Dataset entries

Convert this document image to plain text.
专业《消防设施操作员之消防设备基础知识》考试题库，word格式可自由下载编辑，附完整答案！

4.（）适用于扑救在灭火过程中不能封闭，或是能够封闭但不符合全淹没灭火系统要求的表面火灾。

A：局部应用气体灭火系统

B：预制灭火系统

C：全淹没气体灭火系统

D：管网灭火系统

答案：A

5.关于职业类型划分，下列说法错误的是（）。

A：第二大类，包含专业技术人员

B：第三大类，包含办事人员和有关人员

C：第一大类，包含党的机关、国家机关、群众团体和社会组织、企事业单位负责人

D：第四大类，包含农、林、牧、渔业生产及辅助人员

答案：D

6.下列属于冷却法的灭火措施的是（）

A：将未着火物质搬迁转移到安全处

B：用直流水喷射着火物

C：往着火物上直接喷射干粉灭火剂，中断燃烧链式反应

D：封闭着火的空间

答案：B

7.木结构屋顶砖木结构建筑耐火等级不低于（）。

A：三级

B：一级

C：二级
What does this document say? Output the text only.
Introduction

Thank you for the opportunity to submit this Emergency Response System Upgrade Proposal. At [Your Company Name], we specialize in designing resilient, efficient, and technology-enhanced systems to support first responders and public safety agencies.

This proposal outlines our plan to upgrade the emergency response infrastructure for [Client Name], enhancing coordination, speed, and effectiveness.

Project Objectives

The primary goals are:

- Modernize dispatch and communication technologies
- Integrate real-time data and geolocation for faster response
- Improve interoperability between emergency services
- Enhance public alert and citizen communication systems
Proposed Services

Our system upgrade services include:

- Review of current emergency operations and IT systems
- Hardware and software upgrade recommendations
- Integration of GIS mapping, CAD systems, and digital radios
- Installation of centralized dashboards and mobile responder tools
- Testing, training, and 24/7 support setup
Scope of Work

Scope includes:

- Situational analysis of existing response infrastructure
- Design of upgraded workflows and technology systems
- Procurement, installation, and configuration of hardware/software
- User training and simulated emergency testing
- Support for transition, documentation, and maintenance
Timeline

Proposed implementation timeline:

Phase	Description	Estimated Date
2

### To do
Copy the material above, line for line.

### Written answer
Convert this document image to plain text.
专业《消防设施操作员之消防设备基础知识》考试题库，word格式可自由下载编辑，附完整答案！

4.（）适用于扑救在灭火过程中不能封闭，或是能够封闭但不符合全淹没灭火系统要求的表面火灾。

A：局部应用气体灭火系统

B：预制灭火系统

C：全淹没气体灭火系统

D：管网灭火系统

答案：A

5.关于职业类型划分，下列说法错误的是（）。

A：第二大类，包含专业技术人员

B：第三大类，包含办事人员和有关人员

C：第一大类，包含党的机关、国家机关、群众团体和社会组织、企事业单位负责人

D：第四大类，包含农、林、牧、渔业生产及辅助人员

答案：D

6.下列属于冷却法的灭火措施的是（）

A：将未着火物质搬迁转移到安全处

B：用直流水喷射着火物

C：往着火物上直接喷射干粉灭火剂，中断燃烧链式反应

D：封闭着火的空间

答案：B

7.木结构屋顶砖木结构建筑耐火等级不低于（）。

A：三级

B：一级

C：二级
What does this document say? Output the text only.
Introduction

Thank you for the opportunity to submit this Emergency Response System Upgrade Proposal. At [Your Company Name], we specialize in designing resilient, efficient, and technology-enhanced systems to support first responders and public safety agencies.

This proposal outlines our plan to upgrade the emergency response infrastructure for [Client Name], enhancing coordination, speed, and effectiveness.

Project Objectives

The primary goals are:

- Modernize dispatch and communication technologies
- Integrate real-time data and geolocation for faster response
- Improve interoperability between emergency services
- Enhance public alert and citizen communication systems
Proposed Services

Our system upgrade services include:

- Review of current emergency operations and IT systems
- Hardware and software upgrade recommendations
- Integration of GIS mapping, CAD systems, and digital radios
- Installation of centralized dashboards and mobile responder tools
- Testing, training, and 24/7 support setup
Scope of Work

Scope includes:

- Situational analysis of existing response infrastructure
- Design of upgraded workflows and technology systems
- Procurement, installation, and configuration of hardware/software
- User training and simulated emergency testing
- Support for transition, documentation, and maintenance
Timeline

Proposed implementation timeline:

Phase	Description	Estimated Date
2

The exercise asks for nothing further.